## Items from a data source
>> begin

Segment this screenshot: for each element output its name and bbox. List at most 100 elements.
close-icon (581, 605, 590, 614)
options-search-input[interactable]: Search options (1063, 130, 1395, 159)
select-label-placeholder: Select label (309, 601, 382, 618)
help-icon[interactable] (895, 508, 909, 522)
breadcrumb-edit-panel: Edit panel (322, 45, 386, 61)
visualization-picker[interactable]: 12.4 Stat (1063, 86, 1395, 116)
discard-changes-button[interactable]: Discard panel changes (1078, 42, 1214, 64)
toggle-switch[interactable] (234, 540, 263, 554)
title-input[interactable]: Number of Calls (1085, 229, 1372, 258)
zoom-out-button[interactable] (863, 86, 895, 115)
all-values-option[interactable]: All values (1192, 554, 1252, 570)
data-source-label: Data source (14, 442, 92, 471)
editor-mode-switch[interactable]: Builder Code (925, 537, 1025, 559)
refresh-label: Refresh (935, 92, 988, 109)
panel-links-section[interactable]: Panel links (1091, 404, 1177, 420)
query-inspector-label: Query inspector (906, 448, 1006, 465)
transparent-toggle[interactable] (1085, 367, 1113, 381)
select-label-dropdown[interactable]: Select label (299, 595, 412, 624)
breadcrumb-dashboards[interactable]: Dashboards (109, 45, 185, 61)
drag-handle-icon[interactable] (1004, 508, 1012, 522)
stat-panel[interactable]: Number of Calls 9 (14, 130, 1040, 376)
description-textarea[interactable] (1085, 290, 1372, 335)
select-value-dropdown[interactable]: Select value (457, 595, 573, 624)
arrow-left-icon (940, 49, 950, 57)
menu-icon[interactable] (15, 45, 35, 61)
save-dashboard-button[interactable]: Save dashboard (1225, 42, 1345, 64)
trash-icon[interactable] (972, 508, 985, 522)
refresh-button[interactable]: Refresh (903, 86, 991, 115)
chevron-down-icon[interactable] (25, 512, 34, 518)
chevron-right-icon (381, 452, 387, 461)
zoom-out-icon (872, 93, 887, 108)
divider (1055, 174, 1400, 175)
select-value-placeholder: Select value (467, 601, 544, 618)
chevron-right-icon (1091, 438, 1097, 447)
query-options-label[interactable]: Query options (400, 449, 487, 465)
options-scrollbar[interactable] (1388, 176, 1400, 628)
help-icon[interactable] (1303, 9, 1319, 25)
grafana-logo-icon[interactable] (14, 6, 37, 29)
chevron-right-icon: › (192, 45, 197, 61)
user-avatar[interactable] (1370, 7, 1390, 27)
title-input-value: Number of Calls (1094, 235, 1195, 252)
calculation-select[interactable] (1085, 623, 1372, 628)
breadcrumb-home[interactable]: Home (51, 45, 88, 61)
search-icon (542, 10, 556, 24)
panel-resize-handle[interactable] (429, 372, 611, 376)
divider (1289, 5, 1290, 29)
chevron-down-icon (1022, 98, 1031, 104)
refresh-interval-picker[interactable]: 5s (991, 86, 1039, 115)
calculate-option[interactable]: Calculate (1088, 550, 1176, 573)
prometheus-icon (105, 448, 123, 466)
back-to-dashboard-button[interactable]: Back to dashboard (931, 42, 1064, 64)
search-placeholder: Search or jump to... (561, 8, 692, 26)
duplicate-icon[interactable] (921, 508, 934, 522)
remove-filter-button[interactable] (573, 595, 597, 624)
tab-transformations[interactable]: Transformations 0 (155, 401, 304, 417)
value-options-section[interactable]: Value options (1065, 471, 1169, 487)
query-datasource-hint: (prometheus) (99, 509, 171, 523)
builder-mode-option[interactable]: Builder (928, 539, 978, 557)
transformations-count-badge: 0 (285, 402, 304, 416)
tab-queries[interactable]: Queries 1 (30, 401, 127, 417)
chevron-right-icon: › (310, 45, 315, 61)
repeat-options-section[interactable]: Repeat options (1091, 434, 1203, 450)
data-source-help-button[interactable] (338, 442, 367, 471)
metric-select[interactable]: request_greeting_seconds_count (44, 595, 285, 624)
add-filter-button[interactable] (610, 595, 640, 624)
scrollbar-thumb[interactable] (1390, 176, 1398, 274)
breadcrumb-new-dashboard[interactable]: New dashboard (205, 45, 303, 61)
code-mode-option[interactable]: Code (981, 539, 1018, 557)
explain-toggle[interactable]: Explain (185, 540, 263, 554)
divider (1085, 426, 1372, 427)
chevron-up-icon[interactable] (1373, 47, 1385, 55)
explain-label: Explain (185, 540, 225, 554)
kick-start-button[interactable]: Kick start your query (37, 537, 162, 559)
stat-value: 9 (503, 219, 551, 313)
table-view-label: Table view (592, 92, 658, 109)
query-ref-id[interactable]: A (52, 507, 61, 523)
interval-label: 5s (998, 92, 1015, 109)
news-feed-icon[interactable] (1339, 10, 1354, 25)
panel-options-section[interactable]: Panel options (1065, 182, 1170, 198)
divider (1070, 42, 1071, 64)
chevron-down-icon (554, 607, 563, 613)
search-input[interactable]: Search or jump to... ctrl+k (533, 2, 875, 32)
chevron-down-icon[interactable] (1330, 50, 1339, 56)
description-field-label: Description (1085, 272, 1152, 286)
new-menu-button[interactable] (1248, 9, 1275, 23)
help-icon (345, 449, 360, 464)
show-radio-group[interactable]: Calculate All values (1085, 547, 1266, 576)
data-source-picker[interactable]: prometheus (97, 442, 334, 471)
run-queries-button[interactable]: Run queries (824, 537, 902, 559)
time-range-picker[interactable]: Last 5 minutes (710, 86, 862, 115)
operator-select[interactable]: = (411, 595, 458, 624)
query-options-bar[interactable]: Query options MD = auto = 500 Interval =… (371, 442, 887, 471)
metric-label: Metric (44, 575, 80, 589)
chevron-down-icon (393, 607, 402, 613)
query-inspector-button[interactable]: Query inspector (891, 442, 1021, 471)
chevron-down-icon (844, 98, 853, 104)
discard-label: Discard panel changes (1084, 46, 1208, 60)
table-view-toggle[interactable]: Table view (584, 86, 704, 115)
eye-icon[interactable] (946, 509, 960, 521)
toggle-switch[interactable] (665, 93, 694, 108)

>> end

## WHAT IS ASKED
Set down each line of the items above verbatim.

## OUTPUT OF THE TASK
Segment this screenshot: for each element output its name and bbox. List at most 100 elements.
close-icon (581, 605, 590, 614)
options-search-input[interactable]: Search options (1063, 130, 1395, 159)
select-label-placeholder: Select label (309, 601, 382, 618)
help-icon[interactable] (895, 508, 909, 522)
breadcrumb-edit-panel: Edit panel (322, 45, 386, 61)
visualization-picker[interactable]: 12.4 Stat (1063, 86, 1395, 116)
discard-changes-button[interactable]: Discard panel changes (1078, 42, 1214, 64)
toggle-switch[interactable] (234, 540, 263, 554)
title-input[interactable]: Number of Calls (1085, 229, 1372, 258)
zoom-out-button[interactable] (863, 86, 895, 115)
all-values-option[interactable]: All values (1192, 554, 1252, 570)
data-source-label: Data source (14, 442, 92, 471)
editor-mode-switch[interactable]: Builder Code (925, 537, 1025, 559)
refresh-label: Refresh (935, 92, 988, 109)
panel-links-section[interactable]: Panel links (1091, 404, 1177, 420)
query-inspector-label: Query inspector (906, 448, 1006, 465)
transparent-toggle[interactable] (1085, 367, 1113, 381)
select-label-dropdown[interactable]: Select label (299, 595, 412, 624)
breadcrumb-dashboards[interactable]: Dashboards (109, 45, 185, 61)
drag-handle-icon[interactable] (1004, 508, 1012, 522)
stat-panel[interactable]: Number of Calls 9 (14, 130, 1040, 376)
description-textarea[interactable] (1085, 290, 1372, 335)
select-value-dropdown[interactable]: Select value (457, 595, 573, 624)
arrow-left-icon (940, 49, 950, 57)
menu-icon[interactable] (15, 45, 35, 61)
save-dashboard-button[interactable]: Save dashboard (1225, 42, 1345, 64)
trash-icon[interactable] (972, 508, 985, 522)
refresh-button[interactable]: Refresh (903, 86, 991, 115)
chevron-down-icon[interactable] (25, 512, 34, 518)
chevron-right-icon (381, 452, 387, 461)
zoom-out-icon (872, 93, 887, 108)
divider (1055, 174, 1400, 175)
select-value-placeholder: Select value (467, 601, 544, 618)
chevron-right-icon (1091, 438, 1097, 447)
query-options-label[interactable]: Query options (400, 449, 487, 465)
options-scrollbar[interactable] (1388, 176, 1400, 628)
help-icon[interactable] (1303, 9, 1319, 25)
grafana-logo-icon[interactable] (14, 6, 37, 29)
chevron-right-icon: › (192, 45, 197, 61)
user-avatar[interactable] (1370, 7, 1390, 27)
title-input-value: Number of Calls (1094, 235, 1195, 252)
calculation-select[interactable] (1085, 623, 1372, 628)
breadcrumb-home[interactable]: Home (51, 45, 88, 61)
search-icon (542, 10, 556, 24)
panel-resize-handle[interactable] (429, 372, 611, 376)
divider (1289, 5, 1290, 29)
chevron-down-icon (1022, 98, 1031, 104)
refresh-interval-picker[interactable]: 5s (991, 86, 1039, 115)
calculate-option[interactable]: Calculate (1088, 550, 1176, 573)
prometheus-icon (105, 448, 123, 466)
back-to-dashboard-button[interactable]: Back to dashboard (931, 42, 1064, 64)
search-placeholder: Search or jump to... (561, 8, 692, 26)
duplicate-icon[interactable] (921, 508, 934, 522)
remove-filter-button[interactable] (573, 595, 597, 624)
tab-transformations[interactable]: Transformations 0 (155, 401, 304, 417)
value-options-section[interactable]: Value options (1065, 471, 1169, 487)
query-datasource-hint: (prometheus) (99, 509, 171, 523)
builder-mode-option[interactable]: Builder (928, 539, 978, 557)
transformations-count-badge: 0 (285, 402, 304, 416)
tab-queries[interactable]: Queries 1 (30, 401, 127, 417)
chevron-right-icon: › (310, 45, 315, 61)
repeat-options-section[interactable]: Repeat options (1091, 434, 1203, 450)
data-source-help-button[interactable] (338, 442, 367, 471)
metric-select[interactable]: request_greeting_seconds_count (44, 595, 285, 624)
add-filter-button[interactable] (610, 595, 640, 624)
scrollbar-thumb[interactable] (1390, 176, 1398, 274)
breadcrumb-new-dashboard[interactable]: New dashboard (205, 45, 303, 61)
code-mode-option[interactable]: Code (981, 539, 1018, 557)
explain-toggle[interactable]: Explain (185, 540, 263, 554)
divider (1085, 426, 1372, 427)
chevron-up-icon[interactable] (1373, 47, 1385, 55)
explain-label: Explain (185, 540, 225, 554)
kick-start-button[interactable]: Kick start your query (37, 537, 162, 559)
stat-value: 9 (503, 219, 551, 313)
table-view-label: Table view (592, 92, 658, 109)
query-ref-id[interactable]: A (52, 507, 61, 523)
interval-label: 5s (998, 92, 1015, 109)
news-feed-icon[interactable] (1339, 10, 1354, 25)
panel-options-section[interactable]: Panel options (1065, 182, 1170, 198)
divider (1070, 42, 1071, 64)
chevron-down-icon (554, 607, 563, 613)
search-input[interactable]: Search or jump to... ctrl+k (533, 2, 875, 32)
chevron-down-icon[interactable] (1330, 50, 1339, 56)
description-field-label: Description (1085, 272, 1152, 286)
new-menu-button[interactable] (1248, 9, 1275, 23)
help-icon (345, 449, 360, 464)
show-radio-group[interactable]: Calculate All values (1085, 547, 1266, 576)
data-source-picker[interactable]: prometheus (97, 442, 334, 471)
run-queries-button[interactable]: Run queries (824, 537, 902, 559)
time-range-picker[interactable]: Last 5 minutes (710, 86, 862, 115)
operator-select[interactable]: = (411, 595, 458, 624)
query-options-bar[interactable]: Query options MD = auto = 500 Interval =… (371, 442, 887, 471)
metric-label: Metric (44, 575, 80, 589)
chevron-down-icon (393, 607, 402, 613)
query-inspector-button[interactable]: Query inspector (891, 442, 1021, 471)
chevron-down-icon (844, 98, 853, 104)
discard-label: Discard panel changes (1084, 46, 1208, 60)
table-view-toggle[interactable]: Table view (584, 86, 704, 115)
eye-icon[interactable] (946, 509, 960, 521)
toggle-switch[interactable] (665, 93, 694, 108)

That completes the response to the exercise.